──────── TEXT SEGMENT ────────

Find academic parents:

This part is always fun. Essentially you will spend most of your first week being asked by people in older years whether you want to be their child. This is not a deeply Freudian sexual request on their part, it’s genuinely an offer to have them guide you through university life as well as pour alcohol on you at ‘academic dinners’. Think of them being your Virgil, guiding you through nine circles of drink-based suffering. They will invite you to their house, cook you a dry and flavourless meal and then give you either cornflakes with Baileys, gin in a shoe or Jaeger gravy and then apologise profusely when you arrive in Dundee A&E with acute alcohol poisoning. But it won’t just be you going through this, you will also no doubt have academic siblings, other young and thus far unbent spoons with which your parents will continue to scrape the barrel of good taste, culminating in the complete shit-show that is Raisin Sunday. But I’ll let your parents tell you about that…

Acquaint yourself with town:

It won’t take much. You could fit all the people in St Andrews into Wembley with 70,000 seats left to spare. There are basically three streets, 4 if you include The Scores, with a town spreading back inland, with not much there but houses. We boast an Aldi and a Morrisons out there too, as well as a newly built M&S which looks like the black cube some scientists will probably find in Independence Day 3. As far as the town itself goes, it has a load of chain restaurants, some lunch shops (try to get that perfect meal deal) and some fancy restaurants full of people wearing golf shoes. If you fancy getting a bit of history, go up to the sea front by the stunning cathedral ruins, and experience a view so breathtaking you will be reminded of it in week 8 as you stand there, breathless because of the gale force wind sending flying not only your hair but the stream of urine you’re desperately trying to aim at the cathedral wall, as the puddle creeps slowly nearer your 3am kebab and the burn of vodka in your veins is the only thing keeping you from hypothermia. Which brings me onto the final shop type in town; the various clothes shops, all boasting a wonderful collection of thick coats, compact umbrellas and heavy scarves. Invest it’ll be worth it in December.

Sign up to everything you get offered:

Fresher’s Fayre, that most wonderful of afternoons spent being shepherded around a stuffy union building, having clipboards thrown at you as you trundle slowly past tables of hopeful looking snooker or crochet enthusiasts, begging you to put your e-mail down on the list so you can inwardly say ‘fuck off’ when you get the monthly update e-mail while finishing your dissertation four years later, despite never attending any of the events. There are more things to do at university than you can shake a shinty stick at, and you will probably sign up for more than you can possibly manage to fit in around recovering from hangovers but it’s worth having a look around. There are some weird and wonderful societies about and you might find a better way of procrastinating your essays than staring at Kim Kardashian’s backside on Instagram, or whatever you do normally. Hell, sign up for The Saint. Go mad.

Go to your introductory lectures:

Don’t bother. Life’s too short.

You probably have a few more aims for your first week at university, some of them perhaps unprintable here, but I can guarantee that the reality will almost always be different from what you hoped for. Sometimes good, sometimes bad, Freshers’ Week is going to be different for each and every one of you. The thing is that most people won’t remember most of the things you did or the mistakes you made and it really is a good chance to do stuff that you probably haven’t done before. It’s a chance to present yourself in a new way, and forge a new path in your life. There will be plenty of moments to eventually savour, though some may appear bleak at the time, but Fife is your home now and all the people walking past you in Tesco and on the pier are in, or were in, your position once. And they’re all still reasonable enough approximations of functioning human beings, so I’m sure you’ll manage too. Welcome to St Andrews, remember to wipe your feet on the mat.

──────── INFORMATION SUPPLIED ────────

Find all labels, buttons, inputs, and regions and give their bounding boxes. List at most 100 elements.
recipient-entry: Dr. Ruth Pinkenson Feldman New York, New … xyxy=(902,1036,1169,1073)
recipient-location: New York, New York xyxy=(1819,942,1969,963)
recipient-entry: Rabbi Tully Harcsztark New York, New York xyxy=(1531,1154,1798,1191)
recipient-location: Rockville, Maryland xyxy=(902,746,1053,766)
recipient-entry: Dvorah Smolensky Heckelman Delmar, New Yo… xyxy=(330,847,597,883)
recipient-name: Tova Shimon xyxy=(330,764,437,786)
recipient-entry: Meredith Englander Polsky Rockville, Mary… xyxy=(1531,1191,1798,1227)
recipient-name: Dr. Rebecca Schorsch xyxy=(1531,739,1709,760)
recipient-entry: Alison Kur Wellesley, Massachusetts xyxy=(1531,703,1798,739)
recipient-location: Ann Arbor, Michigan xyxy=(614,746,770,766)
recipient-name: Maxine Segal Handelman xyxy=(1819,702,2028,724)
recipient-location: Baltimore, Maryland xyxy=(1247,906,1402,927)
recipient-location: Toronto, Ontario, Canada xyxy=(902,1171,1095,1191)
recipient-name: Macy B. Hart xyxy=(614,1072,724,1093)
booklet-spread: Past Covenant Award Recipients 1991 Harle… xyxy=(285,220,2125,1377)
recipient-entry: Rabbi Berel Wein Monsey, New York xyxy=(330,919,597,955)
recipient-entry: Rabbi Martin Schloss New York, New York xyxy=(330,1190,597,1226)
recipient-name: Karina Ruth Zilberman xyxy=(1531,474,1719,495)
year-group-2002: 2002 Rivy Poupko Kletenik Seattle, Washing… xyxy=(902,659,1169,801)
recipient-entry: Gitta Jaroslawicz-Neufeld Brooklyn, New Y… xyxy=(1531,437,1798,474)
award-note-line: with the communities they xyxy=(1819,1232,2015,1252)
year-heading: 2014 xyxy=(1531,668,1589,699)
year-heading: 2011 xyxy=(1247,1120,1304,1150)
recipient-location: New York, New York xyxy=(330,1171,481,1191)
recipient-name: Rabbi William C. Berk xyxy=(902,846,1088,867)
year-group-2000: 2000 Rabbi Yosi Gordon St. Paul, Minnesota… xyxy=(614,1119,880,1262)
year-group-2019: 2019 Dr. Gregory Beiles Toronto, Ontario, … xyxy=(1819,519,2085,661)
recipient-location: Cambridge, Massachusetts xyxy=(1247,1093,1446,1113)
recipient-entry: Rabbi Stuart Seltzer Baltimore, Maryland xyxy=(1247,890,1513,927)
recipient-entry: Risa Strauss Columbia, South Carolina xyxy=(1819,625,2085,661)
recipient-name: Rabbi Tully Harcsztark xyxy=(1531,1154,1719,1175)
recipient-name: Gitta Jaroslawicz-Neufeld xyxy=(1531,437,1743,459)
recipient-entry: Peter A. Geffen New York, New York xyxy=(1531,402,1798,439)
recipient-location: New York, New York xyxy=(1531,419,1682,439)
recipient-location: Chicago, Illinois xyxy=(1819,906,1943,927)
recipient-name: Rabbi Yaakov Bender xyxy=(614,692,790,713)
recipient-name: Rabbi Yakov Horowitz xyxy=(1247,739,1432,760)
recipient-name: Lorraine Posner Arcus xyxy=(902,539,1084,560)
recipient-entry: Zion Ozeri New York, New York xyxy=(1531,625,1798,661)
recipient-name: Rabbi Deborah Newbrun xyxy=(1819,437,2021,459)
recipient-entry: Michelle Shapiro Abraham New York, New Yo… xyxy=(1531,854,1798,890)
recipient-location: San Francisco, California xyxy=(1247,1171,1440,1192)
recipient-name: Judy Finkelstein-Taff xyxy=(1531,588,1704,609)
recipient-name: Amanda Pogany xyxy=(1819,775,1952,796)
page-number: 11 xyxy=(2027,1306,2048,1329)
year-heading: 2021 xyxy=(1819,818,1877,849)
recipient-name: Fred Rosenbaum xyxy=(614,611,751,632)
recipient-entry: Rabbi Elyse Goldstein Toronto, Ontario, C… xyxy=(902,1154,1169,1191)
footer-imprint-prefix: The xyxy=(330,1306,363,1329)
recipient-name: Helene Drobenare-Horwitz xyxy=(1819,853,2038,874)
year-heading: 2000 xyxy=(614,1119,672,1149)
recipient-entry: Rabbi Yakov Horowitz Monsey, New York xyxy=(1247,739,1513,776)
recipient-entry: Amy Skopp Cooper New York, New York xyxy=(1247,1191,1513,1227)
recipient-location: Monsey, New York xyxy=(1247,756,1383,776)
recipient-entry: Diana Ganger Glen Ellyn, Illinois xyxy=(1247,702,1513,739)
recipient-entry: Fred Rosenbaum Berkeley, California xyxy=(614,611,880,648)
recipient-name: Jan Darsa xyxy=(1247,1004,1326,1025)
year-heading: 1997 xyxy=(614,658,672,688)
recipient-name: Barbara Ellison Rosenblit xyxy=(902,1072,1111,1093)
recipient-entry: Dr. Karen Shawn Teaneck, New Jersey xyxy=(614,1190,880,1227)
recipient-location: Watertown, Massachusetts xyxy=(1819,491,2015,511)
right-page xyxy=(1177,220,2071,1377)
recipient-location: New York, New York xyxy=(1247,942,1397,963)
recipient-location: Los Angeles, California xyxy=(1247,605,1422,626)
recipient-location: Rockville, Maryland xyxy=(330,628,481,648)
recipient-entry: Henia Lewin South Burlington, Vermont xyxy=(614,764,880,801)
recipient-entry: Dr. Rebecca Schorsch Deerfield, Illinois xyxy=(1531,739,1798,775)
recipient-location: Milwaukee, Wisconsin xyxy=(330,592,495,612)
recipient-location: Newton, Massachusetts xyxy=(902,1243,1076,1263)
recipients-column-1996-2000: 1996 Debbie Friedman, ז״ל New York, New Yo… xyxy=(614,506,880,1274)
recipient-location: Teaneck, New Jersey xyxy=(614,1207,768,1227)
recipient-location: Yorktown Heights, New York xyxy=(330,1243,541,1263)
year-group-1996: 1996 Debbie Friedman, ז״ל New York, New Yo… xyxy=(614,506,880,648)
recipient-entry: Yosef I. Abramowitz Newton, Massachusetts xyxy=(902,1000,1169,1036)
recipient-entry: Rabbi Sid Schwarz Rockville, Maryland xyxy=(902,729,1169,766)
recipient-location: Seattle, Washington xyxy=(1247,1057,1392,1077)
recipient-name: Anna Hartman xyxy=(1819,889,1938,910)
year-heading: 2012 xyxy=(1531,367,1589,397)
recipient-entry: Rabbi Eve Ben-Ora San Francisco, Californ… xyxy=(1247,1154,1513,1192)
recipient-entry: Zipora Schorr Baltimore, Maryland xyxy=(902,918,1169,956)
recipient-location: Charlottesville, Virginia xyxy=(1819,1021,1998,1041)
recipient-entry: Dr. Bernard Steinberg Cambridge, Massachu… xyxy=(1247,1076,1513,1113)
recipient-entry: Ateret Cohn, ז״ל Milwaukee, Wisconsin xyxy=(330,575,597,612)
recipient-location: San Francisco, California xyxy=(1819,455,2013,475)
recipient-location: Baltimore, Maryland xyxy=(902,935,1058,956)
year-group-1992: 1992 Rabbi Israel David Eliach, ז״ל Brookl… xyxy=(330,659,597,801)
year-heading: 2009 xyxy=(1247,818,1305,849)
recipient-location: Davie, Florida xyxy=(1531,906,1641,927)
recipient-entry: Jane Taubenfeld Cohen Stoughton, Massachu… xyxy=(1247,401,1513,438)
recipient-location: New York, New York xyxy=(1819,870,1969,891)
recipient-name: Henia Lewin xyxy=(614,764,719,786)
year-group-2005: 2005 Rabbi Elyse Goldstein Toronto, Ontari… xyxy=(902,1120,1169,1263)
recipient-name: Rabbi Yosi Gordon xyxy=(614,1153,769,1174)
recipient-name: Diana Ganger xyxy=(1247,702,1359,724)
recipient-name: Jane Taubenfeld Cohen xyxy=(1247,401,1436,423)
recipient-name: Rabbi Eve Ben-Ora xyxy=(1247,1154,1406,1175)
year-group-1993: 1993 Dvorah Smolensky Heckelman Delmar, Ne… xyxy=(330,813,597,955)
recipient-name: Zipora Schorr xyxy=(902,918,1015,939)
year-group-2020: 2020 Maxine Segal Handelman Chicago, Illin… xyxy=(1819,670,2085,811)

────────

(EXERCISE GOAL) In the St Andrews freshers' guide, how many Wembley seats would be left to spare if everyone in St Andrews were fitted into the stadium?

(SOLUTION TO THIS PROBLEM) 70,000